SET PROBLEM
Copy out every line of the records where the string "течение" occurs.

START RECORDS PROVIDED

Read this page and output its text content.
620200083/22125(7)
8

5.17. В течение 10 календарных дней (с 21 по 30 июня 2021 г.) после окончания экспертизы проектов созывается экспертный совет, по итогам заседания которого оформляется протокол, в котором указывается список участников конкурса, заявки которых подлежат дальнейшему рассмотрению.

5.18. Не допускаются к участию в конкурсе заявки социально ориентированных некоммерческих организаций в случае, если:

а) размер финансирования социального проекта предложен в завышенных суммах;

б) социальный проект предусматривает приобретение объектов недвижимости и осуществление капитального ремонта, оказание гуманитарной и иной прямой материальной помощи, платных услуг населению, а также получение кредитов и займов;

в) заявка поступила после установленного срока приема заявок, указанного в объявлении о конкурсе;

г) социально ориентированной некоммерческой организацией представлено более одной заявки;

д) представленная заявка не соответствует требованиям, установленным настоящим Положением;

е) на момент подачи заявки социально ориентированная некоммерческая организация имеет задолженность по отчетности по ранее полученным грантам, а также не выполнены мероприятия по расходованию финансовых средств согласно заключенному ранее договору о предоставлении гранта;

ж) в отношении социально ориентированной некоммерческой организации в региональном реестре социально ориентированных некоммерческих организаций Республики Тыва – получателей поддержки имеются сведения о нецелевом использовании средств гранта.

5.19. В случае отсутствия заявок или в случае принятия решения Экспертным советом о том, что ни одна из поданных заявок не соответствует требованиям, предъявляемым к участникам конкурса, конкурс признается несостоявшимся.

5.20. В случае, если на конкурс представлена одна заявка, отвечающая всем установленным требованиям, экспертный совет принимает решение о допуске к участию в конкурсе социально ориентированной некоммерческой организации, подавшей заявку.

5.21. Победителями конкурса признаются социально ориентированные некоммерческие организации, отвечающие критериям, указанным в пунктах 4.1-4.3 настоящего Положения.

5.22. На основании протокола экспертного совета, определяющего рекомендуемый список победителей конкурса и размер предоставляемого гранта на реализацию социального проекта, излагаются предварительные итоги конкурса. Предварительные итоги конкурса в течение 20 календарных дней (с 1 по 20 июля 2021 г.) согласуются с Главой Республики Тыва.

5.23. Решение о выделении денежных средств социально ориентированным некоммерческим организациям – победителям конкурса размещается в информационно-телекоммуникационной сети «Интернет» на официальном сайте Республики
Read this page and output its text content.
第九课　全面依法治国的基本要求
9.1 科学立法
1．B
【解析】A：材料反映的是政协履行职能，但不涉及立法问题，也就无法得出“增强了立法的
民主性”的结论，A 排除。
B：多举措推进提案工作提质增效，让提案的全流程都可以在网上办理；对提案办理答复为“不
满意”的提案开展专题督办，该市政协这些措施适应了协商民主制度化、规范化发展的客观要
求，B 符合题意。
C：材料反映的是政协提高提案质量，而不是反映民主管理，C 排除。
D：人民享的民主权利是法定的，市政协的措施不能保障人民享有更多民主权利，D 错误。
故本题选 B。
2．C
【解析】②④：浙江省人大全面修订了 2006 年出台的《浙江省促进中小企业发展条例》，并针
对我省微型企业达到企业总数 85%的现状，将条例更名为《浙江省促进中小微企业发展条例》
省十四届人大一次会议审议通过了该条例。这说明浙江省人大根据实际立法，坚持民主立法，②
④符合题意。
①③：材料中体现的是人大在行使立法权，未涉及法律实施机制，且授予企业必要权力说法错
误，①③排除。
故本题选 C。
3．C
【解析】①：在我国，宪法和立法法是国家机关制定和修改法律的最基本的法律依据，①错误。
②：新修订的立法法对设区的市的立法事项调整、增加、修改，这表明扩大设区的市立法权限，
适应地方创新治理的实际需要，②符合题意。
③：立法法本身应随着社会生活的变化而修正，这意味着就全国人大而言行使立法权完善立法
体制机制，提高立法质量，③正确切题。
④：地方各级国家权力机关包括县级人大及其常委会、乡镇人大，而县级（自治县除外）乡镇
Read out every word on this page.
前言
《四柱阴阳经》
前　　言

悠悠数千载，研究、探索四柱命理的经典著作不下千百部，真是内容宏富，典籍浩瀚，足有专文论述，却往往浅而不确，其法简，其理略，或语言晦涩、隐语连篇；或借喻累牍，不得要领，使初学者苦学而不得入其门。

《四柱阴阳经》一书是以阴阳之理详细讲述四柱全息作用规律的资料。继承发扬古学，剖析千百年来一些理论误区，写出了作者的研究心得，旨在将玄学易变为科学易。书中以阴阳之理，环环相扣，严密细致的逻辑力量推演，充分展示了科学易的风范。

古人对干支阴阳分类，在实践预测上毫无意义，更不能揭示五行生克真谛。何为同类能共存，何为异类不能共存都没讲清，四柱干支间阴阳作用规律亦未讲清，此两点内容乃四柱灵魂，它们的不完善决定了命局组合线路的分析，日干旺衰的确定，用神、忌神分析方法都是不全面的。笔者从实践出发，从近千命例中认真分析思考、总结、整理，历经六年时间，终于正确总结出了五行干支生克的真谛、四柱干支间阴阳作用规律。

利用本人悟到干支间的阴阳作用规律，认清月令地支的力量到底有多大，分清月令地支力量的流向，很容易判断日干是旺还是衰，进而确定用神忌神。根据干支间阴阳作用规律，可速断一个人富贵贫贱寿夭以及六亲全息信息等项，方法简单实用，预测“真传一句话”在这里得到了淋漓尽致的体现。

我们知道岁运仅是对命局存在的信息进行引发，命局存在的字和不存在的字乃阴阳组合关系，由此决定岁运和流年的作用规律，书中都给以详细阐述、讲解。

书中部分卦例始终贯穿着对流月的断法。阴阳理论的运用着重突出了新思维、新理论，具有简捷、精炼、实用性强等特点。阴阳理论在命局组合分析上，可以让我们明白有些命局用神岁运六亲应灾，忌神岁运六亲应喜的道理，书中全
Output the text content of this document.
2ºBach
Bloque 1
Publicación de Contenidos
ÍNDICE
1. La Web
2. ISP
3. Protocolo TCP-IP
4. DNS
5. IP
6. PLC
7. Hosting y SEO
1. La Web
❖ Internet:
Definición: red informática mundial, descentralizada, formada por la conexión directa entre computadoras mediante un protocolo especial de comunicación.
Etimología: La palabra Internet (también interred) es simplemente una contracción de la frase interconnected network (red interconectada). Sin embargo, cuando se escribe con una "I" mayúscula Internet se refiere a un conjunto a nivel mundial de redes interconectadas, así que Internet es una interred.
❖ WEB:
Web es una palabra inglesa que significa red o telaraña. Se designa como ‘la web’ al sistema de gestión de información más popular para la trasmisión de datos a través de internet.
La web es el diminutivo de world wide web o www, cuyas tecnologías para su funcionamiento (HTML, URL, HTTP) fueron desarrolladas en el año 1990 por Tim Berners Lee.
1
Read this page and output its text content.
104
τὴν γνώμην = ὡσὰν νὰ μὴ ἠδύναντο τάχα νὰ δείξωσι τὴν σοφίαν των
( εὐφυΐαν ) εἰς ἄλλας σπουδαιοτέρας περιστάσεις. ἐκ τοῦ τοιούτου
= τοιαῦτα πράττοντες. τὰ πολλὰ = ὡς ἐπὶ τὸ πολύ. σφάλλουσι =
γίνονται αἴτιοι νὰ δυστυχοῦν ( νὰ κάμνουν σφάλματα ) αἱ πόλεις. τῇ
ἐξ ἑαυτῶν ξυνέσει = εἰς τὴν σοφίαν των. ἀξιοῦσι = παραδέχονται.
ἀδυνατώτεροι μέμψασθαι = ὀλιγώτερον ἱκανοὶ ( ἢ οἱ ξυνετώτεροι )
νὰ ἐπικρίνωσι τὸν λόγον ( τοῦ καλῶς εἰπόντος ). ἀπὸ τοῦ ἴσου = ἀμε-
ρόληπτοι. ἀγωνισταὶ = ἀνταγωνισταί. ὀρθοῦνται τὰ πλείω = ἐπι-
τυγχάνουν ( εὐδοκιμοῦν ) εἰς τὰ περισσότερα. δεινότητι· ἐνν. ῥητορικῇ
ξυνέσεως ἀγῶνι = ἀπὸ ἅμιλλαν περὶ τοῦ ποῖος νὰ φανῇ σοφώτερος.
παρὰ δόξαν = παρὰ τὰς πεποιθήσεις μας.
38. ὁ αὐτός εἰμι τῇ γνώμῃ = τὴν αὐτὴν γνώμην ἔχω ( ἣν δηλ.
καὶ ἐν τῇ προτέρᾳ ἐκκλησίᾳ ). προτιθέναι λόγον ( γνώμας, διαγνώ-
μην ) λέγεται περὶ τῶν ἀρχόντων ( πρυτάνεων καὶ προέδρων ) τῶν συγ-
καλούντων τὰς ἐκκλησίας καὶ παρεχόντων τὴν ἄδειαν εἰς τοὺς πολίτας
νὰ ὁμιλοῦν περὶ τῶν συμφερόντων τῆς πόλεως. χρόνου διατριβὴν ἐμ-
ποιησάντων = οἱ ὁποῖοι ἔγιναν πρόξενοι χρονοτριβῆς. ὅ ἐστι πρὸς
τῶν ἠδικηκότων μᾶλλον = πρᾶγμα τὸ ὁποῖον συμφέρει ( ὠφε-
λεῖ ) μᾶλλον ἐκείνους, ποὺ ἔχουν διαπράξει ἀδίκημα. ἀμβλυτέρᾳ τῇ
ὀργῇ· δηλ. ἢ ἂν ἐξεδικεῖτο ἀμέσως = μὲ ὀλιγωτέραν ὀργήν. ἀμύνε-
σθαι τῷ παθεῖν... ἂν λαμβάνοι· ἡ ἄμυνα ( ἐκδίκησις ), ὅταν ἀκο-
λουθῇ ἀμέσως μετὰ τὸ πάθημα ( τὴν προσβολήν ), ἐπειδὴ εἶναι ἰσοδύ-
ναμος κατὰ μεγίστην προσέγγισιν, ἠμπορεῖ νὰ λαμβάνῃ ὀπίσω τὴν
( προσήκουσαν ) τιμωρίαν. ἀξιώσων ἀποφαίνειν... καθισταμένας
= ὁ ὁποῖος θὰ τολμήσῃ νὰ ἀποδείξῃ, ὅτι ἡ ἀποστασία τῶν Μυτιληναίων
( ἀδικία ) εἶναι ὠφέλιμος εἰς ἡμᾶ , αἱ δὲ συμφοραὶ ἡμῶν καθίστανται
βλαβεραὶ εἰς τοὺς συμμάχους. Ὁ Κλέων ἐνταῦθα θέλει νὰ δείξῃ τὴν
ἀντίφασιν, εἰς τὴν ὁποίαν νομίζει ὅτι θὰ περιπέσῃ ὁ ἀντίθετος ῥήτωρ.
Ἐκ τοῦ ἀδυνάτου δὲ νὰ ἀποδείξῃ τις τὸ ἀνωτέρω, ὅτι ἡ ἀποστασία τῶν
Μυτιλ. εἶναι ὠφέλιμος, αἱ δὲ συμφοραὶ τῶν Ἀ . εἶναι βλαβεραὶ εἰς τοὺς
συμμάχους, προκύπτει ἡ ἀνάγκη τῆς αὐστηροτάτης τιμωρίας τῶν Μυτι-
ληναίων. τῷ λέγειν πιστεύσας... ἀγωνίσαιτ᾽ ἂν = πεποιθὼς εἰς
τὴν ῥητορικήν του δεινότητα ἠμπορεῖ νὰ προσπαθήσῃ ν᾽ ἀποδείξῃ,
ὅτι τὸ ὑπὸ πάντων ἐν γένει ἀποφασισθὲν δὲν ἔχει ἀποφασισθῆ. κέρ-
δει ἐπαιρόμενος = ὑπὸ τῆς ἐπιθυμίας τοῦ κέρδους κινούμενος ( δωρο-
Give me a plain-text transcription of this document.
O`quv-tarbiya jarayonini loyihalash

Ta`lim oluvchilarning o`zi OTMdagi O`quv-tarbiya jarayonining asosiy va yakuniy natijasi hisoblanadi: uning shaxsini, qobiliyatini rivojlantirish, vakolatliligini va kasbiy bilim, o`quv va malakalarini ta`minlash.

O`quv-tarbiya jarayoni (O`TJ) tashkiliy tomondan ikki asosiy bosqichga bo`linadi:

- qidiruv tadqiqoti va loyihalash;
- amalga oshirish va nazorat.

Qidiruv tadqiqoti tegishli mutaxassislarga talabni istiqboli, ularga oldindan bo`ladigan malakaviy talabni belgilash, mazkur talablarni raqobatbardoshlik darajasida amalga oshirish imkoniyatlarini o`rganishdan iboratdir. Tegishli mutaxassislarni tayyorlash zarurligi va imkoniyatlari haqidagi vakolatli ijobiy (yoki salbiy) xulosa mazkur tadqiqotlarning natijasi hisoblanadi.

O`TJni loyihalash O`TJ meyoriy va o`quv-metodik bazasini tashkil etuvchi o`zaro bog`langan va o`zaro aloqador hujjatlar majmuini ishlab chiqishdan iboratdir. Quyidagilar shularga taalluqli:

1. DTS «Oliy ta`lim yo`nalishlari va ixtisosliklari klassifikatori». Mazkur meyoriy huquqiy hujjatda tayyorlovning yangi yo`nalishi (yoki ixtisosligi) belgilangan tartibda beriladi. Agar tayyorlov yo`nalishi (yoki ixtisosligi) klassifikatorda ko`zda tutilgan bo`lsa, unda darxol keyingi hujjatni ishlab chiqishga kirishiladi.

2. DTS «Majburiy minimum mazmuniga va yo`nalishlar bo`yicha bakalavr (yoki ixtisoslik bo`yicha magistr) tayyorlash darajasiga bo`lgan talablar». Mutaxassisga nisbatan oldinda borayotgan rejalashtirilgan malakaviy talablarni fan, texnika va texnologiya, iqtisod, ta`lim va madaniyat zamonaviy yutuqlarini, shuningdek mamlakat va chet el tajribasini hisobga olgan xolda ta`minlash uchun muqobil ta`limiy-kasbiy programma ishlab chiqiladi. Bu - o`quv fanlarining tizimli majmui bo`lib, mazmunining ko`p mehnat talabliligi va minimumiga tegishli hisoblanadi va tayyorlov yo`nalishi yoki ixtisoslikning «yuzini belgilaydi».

END RECORDS PROVIDED

EXERCISE SOLUTION
5.17. В течение 10 календарных дней (с 21 по 30 июня 2021 г.) после окончания экспертизы проектов созывается экспертный совет, по итогам заседания которого оформляется протокол, в котором указывается список участников конкурса, заявки которых подлежат дальнейшему рассмотрению.
5.22. На основании протокола экспертного совета, определяющего рекомендуемый список победителей конкурса и размер предоставляемого гранта на реализацию социального проекта, излагаются предварительные итоги конкурса. Предварительные итоги конкурса в течение 20 календарных дней (с 1 по 20 июля 2021 г.) согласуются с Главой Республики Тыва.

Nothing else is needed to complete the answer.